-- BEGIN --

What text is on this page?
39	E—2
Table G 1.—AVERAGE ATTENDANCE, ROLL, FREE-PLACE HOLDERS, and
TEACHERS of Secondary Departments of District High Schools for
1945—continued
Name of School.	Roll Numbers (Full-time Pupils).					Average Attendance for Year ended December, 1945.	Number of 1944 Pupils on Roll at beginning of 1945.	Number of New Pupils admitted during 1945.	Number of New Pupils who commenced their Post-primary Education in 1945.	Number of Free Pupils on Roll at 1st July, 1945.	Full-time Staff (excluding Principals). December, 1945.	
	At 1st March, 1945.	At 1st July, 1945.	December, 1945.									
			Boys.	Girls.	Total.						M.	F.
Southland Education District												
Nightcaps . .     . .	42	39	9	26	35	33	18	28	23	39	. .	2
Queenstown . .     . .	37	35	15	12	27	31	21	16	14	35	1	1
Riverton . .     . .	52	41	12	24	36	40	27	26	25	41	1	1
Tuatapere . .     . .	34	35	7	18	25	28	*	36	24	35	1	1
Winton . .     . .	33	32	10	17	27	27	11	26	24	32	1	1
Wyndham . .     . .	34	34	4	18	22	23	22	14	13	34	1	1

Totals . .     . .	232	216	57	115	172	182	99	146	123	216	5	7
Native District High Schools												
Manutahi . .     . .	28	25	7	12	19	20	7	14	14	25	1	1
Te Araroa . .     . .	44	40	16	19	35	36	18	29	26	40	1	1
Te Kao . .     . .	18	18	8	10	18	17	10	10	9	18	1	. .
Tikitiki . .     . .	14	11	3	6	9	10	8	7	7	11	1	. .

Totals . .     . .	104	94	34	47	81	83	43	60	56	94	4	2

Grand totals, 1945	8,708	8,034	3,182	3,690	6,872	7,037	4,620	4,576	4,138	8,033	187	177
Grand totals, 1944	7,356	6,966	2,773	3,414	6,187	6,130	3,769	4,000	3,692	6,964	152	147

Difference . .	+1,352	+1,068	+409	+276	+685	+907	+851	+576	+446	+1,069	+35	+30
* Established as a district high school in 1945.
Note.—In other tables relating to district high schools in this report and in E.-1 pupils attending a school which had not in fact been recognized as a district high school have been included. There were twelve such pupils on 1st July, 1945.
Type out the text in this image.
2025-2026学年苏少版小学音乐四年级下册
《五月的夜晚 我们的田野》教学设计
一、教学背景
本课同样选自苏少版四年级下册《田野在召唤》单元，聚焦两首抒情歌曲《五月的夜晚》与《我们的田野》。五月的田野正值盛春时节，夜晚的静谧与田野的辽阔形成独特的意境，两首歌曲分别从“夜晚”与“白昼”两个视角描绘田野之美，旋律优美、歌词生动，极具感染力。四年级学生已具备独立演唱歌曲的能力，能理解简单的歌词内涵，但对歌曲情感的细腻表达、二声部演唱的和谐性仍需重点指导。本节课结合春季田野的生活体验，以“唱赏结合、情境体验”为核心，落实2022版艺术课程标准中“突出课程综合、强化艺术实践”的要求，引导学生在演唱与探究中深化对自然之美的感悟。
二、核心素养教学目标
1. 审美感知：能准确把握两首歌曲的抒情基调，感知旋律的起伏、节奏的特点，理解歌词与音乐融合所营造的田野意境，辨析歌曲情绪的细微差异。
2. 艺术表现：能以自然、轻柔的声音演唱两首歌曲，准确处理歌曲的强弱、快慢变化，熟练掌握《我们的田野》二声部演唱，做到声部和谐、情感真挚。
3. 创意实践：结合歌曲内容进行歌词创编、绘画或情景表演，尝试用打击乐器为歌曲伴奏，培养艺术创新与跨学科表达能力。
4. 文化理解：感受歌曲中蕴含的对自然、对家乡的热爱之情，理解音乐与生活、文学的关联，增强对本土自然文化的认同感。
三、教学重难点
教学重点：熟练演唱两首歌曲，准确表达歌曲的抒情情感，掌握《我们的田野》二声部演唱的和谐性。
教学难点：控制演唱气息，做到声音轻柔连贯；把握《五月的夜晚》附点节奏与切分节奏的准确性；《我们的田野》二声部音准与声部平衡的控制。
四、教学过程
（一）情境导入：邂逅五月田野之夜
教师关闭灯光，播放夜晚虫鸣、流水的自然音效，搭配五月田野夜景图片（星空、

-- END --

EXERCISE DIRECTIONS
Return all the data above once more, precisely as given.

REPLY TO THE TASK
What text is on this page?
39	E—2
Table G 1.—AVERAGE ATTENDANCE, ROLL, FREE-PLACE HOLDERS, and
TEACHERS of Secondary Departments of District High Schools for
1945—continued
Name of School.	Roll Numbers (Full-time Pupils).					Average Attendance for Year ended December, 1945.	Number of 1944 Pupils on Roll at beginning of 1945.	Number of New Pupils admitted during 1945.	Number of New Pupils who commenced their Post-primary Education in 1945.	Number of Free Pupils on Roll at 1st July, 1945.	Full-time Staff (excluding Principals). December, 1945.	
	At 1st March, 1945.	At 1st July, 1945.	December, 1945.									
			Boys.	Girls.	Total.						M.	F.
Southland Education District												
Nightcaps . .     . .	42	39	9	26	35	33	18	28	23	39	. .	2
Queenstown . .     . .	37	35	15	12	27	31	21	16	14	35	1	1
Riverton . .     . .	52	41	12	24	36	40	27	26	25	41	1	1
Tuatapere . .     . .	34	35	7	18	25	28	*	36	24	35	1	1
Winton . .     . .	33	32	10	17	27	27	11	26	24	32	1	1
Wyndham . .     . .	34	34	4	18	22	23	22	14	13	34	1	1

Totals . .     . .	232	216	57	115	172	182	99	146	123	216	5	7
Native District High Schools												
Manutahi . .     . .	28	25	7	12	19	20	7	14	14	25	1	1
Te Araroa . .     . .	44	40	16	19	35	36	18	29	26	40	1	1
Te Kao . .     . .	18	18	8	10	18	17	10	10	9	18	1	. .
Tikitiki . .     . .	14	11	3	6	9	10	8	7	7	11	1	. .

Totals . .     . .	104	94	34	47	81	83	43	60	56	94	4	2

Grand totals, 1945	8,708	8,034	3,182	3,690	6,872	7,037	4,620	4,576	4,138	8,033	187	177
Grand totals, 1944	7,356	6,966	2,773	3,414	6,187	6,130	3,769	4,000	3,692	6,964	152	147

Difference . .	+1,352	+1,068	+409	+276	+685	+907	+851	+576	+446	+1,069	+35	+30
* Established as a district high school in 1945.
Note.—In other tables relating to district high schools in this report and in E.-1 pupils attending a school which had not in fact been recognized as a district high school have been included. There were twelve such pupils on 1st July, 1945.
Type out the text in this image.
2025-2026学年苏少版小学音乐四年级下册
《五月的夜晚 我们的田野》教学设计
一、教学背景
本课同样选自苏少版四年级下册《田野在召唤》单元，聚焦两首抒情歌曲《五月的夜晚》与《我们的田野》。五月的田野正值盛春时节，夜晚的静谧与田野的辽阔形成独特的意境，两首歌曲分别从“夜晚”与“白昼”两个视角描绘田野之美，旋律优美、歌词生动，极具感染力。四年级学生已具备独立演唱歌曲的能力，能理解简单的歌词内涵，但对歌曲情感的细腻表达、二声部演唱的和谐性仍需重点指导。本节课结合春季田野的生活体验，以“唱赏结合、情境体验”为核心，落实2022版艺术课程标准中“突出课程综合、强化艺术实践”的要求，引导学生在演唱与探究中深化对自然之美的感悟。
二、核心素养教学目标
1. 审美感知：能准确把握两首歌曲的抒情基调，感知旋律的起伏、节奏的特点，理解歌词与音乐融合所营造的田野意境，辨析歌曲情绪的细微差异。
2. 艺术表现：能以自然、轻柔的声音演唱两首歌曲，准确处理歌曲的强弱、快慢变化，熟练掌握《我们的田野》二声部演唱，做到声部和谐、情感真挚。
3. 创意实践：结合歌曲内容进行歌词创编、绘画或情景表演，尝试用打击乐器为歌曲伴奏，培养艺术创新与跨学科表达能力。
4. 文化理解：感受歌曲中蕴含的对自然、对家乡的热爱之情，理解音乐与生活、文学的关联，增强对本土自然文化的认同感。
三、教学重难点
教学重点：熟练演唱两首歌曲，准确表达歌曲的抒情情感，掌握《我们的田野》二声部演唱的和谐性。
教学难点：控制演唱气息，做到声音轻柔连贯；把握《五月的夜晚》附点节奏与切分节奏的准确性；《我们的田野》二声部音准与声部平衡的控制。
四、教学过程
（一）情境导入：邂逅五月田野之夜
教师关闭灯光，播放夜晚虫鸣、流水的自然音效，搭配五月田野夜景图片（星空、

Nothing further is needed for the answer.